- THE TASK
Of all the lines in the material, how many include the word "السوق"? Give only the number.

--- begin ---

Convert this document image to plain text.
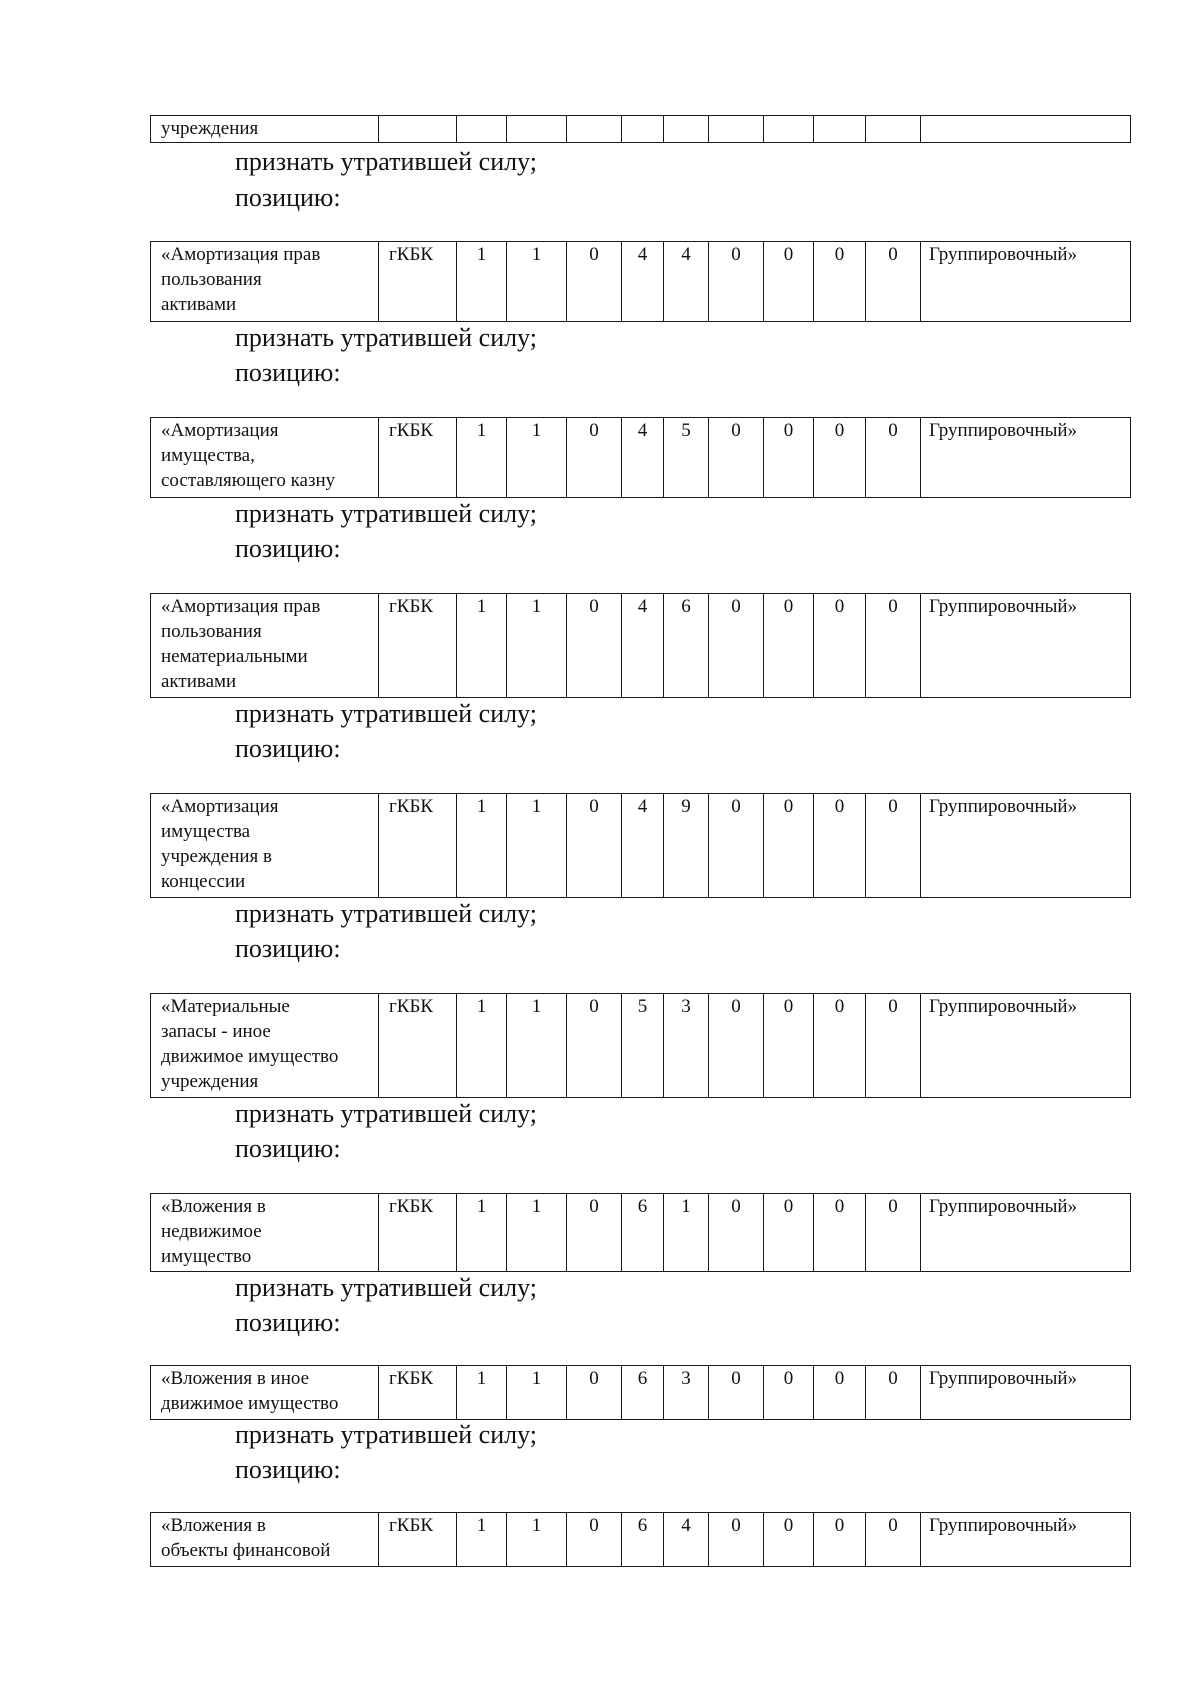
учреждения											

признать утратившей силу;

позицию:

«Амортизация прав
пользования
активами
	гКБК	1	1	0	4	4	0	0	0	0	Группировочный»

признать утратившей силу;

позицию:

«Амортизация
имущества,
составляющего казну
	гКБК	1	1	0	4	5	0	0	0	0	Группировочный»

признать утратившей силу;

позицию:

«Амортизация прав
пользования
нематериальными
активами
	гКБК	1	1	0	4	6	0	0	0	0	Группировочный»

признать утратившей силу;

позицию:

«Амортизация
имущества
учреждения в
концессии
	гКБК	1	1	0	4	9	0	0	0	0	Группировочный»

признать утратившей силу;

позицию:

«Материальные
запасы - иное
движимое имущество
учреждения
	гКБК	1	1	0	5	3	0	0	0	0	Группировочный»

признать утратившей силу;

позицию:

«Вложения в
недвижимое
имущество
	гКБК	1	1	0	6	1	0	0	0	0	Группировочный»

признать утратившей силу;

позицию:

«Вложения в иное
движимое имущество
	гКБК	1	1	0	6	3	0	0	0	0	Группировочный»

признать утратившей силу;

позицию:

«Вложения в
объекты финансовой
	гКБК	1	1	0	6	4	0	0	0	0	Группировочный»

--- end ---
--- begin ---

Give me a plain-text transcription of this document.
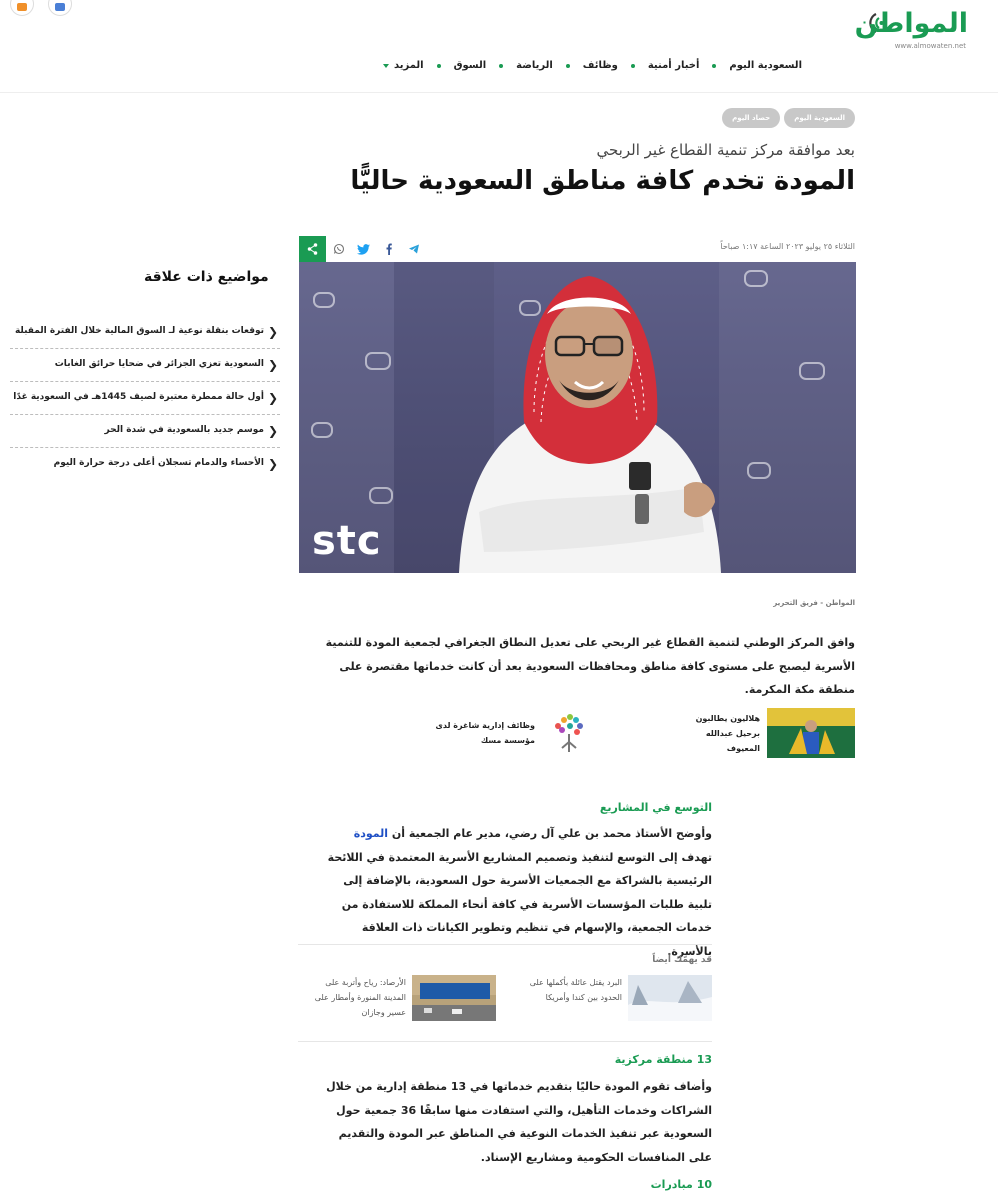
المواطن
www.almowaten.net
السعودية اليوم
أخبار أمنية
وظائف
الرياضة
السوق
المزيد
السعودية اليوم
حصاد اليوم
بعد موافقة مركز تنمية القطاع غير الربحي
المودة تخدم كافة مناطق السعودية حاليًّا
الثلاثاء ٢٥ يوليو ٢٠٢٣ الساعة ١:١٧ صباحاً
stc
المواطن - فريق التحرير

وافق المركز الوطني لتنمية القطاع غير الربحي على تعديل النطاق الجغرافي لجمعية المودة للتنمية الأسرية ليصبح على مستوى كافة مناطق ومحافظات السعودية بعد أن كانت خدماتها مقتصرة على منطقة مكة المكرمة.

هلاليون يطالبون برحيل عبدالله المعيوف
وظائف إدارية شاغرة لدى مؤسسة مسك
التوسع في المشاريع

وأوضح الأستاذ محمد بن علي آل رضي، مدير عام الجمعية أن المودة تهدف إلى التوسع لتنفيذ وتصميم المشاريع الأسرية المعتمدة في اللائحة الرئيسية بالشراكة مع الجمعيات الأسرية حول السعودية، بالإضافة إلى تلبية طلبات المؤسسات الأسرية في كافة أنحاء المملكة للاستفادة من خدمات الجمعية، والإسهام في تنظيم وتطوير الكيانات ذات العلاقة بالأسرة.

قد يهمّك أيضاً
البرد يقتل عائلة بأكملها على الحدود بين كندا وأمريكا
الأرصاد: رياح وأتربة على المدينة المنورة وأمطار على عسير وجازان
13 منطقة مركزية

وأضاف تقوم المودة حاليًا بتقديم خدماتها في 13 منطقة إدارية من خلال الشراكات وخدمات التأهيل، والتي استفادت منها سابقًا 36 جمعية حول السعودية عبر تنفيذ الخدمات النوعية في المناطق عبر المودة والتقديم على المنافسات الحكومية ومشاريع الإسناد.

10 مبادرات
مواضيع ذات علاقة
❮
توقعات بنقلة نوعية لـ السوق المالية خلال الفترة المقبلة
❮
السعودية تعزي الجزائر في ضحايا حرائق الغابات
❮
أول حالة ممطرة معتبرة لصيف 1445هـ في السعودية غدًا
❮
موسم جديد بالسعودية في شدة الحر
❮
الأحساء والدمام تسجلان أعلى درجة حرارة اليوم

--- end ---
--- begin ---

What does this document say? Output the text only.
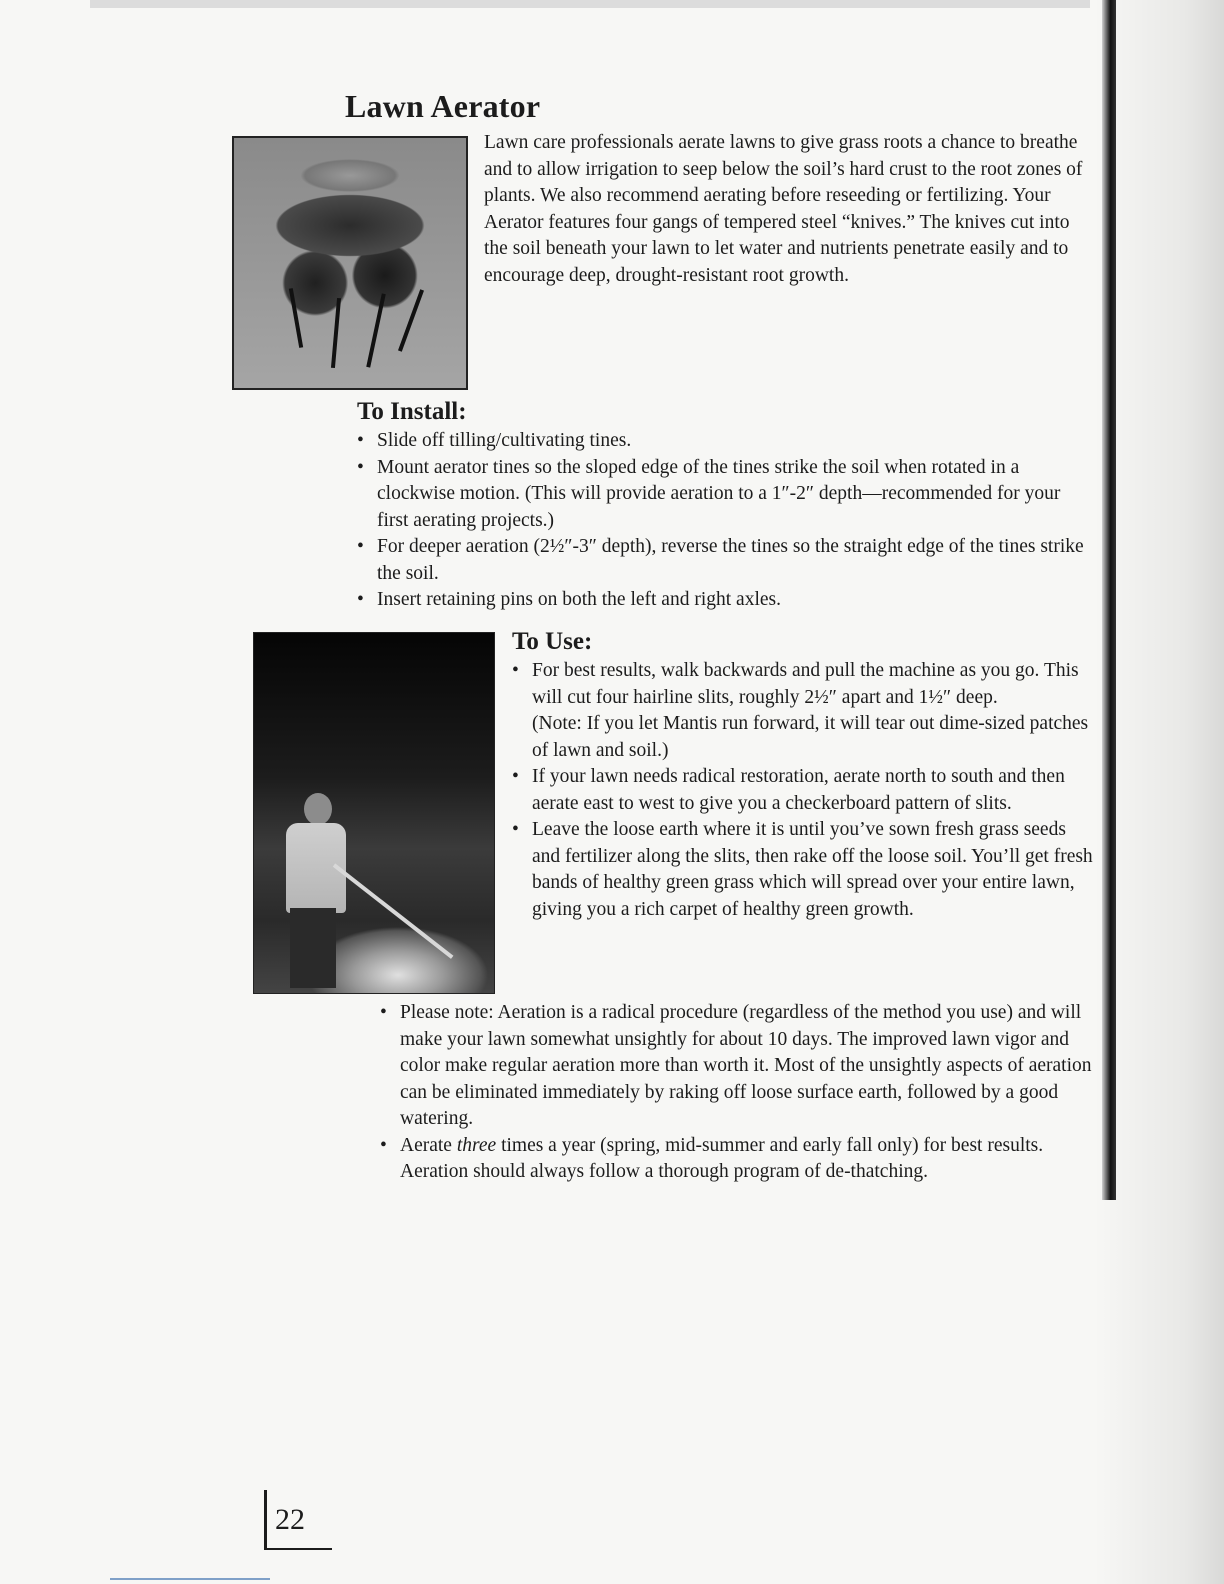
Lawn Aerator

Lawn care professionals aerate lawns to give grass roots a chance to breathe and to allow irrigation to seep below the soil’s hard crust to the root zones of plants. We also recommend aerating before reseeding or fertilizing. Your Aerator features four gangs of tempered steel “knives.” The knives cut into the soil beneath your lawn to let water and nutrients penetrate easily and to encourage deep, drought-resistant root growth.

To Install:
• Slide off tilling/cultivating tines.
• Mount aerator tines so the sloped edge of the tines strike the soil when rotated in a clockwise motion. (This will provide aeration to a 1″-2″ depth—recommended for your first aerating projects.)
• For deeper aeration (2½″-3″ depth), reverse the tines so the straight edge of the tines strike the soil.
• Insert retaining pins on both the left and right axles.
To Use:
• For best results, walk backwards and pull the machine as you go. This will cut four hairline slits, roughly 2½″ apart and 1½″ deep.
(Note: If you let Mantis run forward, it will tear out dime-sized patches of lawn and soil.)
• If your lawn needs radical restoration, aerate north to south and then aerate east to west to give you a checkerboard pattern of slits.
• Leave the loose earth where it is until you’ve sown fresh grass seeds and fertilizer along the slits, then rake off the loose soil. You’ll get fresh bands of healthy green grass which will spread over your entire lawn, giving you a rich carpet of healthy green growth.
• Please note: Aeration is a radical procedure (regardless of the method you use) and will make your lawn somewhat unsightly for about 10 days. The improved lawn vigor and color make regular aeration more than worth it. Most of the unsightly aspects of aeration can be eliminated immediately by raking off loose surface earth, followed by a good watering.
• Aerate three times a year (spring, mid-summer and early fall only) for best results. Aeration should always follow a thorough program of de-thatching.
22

--- end ---

- EXERCISE RESULT
2